───── Reading passage ─────
Are we losing ground to England?

A story in the Daily Mail yesterday claims that Wales owes England 1.8 million sq ft of land (or less sensationally, 41 acres) as a result of a mapping error that places the Powys-Herefordshire border 39 feet to the west of where it ought to be.

Since at least 1887, Ordnance Survey maps have stated that the border in the vicinity of Twyn Llech, between Capel-y-Ffin on the Welsh side of the border and Llanfeuno on the English side, runs along the watershed between the Wye basin on the east of the ridge and the Honddu basin on the west. They have marked the position of the border according to where it was believed that the watershed ran – through where the summit of the ridge was believed to be. This is bare, bleak countryside, over 2,300 feet above sea level but so flat that it’s hard for the naked eye to detect any slope at all, let alone a summit. Even so, a keen hillwalker who has walked the ridge 18 times, Myrddin Phillips of Welshpool, suspected that he could make out some higher ground just west of where the border path runs and with the help of some state-of-the-art GPS equipment established that the true peak was indeed 39 feet into Wales. That’s 39 feet of Wales which, if you take the 1887 Ordnance Survey map at its word, should rightly belong to England because it’s east of the true watershed. Multiply that 39 feet by the nine miles of ridge along which the border runs and you get the 1.8 million sq ft that England should be entitled to grab back from Wales. “This will be scant consolation to England,” notes the Mail wryly, “after losing to Wales in the Six Nations rugby tournament two weeks ago.”

The shifting landscape

This is, of course, nonsense – though quite entertaining nonsense. According to the Mail,

A spokesman for the Ordnance Survey said its MasterMap – its most detailed mapping product – has the boundary down as correct.

He added: ‘The 1887 maps Mr Phillips has used are guidelines only, where the boundary is 15m (49ft) wide.

‘We are not obliged to put a boundary in but we do so as a guide. In our most detailed mapping product the border is located accurately and correctly.’

The border in the vicinity of Wrexham, just south of the villages of Holt and Farndon

In fact geographical features shift around all the time, and borders do not generally follow them once their positions have been fixed. There are plenty of examples of this in my neck of the woods, around Wrexham, where historically the border has been formed by the river Dee.  Here the river valley is wide and shallow, very prone to flooding, and the Dee meanders back and forth. Anyone who studied geography in school knows how meandering rivers shift their course as bends are eroded and closed, forming oxbow lakes, and new paths form as old ones silt up. The border remains where the Dee’s course ran hundreds of years ago, while the Dee itself – oblivious to its vital function as an international frontier – has wandered off hundreds of yards in one direction or another.
───── Entries supplied ─────
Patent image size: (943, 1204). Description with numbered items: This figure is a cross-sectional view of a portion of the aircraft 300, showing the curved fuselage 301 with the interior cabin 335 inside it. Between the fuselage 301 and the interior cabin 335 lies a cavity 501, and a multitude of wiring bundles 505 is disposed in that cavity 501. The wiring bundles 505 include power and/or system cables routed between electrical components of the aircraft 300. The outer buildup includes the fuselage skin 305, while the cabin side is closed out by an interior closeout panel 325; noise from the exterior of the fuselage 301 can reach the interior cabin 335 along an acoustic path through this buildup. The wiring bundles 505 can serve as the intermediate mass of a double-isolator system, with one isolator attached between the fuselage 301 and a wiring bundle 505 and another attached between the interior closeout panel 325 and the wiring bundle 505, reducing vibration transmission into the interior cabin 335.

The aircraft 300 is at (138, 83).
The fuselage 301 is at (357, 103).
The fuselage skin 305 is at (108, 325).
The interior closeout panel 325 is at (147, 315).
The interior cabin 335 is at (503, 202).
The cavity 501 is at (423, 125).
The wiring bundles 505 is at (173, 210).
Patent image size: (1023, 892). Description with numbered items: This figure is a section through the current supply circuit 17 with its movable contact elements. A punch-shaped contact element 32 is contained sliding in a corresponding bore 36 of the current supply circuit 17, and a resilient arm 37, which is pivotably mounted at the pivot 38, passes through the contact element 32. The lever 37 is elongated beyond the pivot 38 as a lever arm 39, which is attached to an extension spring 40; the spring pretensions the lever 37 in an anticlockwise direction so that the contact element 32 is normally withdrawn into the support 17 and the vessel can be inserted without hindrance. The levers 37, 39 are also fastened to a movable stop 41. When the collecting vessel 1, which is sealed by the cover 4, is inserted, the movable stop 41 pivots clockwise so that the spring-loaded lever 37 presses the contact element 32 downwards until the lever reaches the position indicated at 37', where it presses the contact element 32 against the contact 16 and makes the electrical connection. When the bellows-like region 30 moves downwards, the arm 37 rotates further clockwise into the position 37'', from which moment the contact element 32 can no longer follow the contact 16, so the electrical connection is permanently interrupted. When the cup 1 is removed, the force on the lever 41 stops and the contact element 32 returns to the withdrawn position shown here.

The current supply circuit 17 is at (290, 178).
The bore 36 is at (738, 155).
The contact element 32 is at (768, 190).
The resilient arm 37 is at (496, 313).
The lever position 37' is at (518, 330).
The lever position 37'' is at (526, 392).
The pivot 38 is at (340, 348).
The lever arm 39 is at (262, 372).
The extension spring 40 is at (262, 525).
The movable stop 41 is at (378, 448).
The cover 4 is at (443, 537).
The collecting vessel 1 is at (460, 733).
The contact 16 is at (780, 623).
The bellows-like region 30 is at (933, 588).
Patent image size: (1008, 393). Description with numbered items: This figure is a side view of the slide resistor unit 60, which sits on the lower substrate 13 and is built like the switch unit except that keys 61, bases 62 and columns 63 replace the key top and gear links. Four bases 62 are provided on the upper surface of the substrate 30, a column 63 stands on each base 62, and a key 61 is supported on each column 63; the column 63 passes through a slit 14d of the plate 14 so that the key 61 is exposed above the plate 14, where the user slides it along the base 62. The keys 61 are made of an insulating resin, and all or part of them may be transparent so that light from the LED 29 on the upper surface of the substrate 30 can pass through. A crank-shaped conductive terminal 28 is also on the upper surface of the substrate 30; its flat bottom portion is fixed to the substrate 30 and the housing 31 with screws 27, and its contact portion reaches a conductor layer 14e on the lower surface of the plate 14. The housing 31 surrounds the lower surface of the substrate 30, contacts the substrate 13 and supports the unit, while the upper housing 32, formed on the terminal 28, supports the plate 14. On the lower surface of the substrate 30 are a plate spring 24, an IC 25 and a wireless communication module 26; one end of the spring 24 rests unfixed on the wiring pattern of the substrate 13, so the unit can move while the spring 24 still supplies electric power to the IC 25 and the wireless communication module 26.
─────
**Directions**
1. Translate this sentence from the article about the Wales–England border into Spanish: "This is, of course, nonsense – though quite entertaining nonsense."
2. Pick up the article about the Wales–England border after its final sentence and carry it on.
None of the work here relies on the items, so they can be set aside.

**Solved tasks**
1. Esto es, por supuesto, un disparate, aunque un disparate bastante entretenido.

2.
The border between Flint and Chester

In fact the situation is even more striking north of Chester, where the border still follows the course that the Dee had before it was canalised between 1732 and 1736 in a last-ditch attempt (literally) to keep the port of Chester open and avoid its inevitable eclipse by Liverpool. Nobody claims that because the border was originally set as being along the Dee, it should now move with it. The Dee has served its purpose and the border is the border.

And by the way, just think what might have happened if the Dee hadn’t silted up in the 17th and 18th centuries. The city that is now Liverpool might have grown up, not on the east bank of the Mersey, but on both banks of the Dee. What would the consquences of that have been for North Wales? Would the new metropolis have been a Welsh or an English city? We’ll never know, and I suppose that’s just as well.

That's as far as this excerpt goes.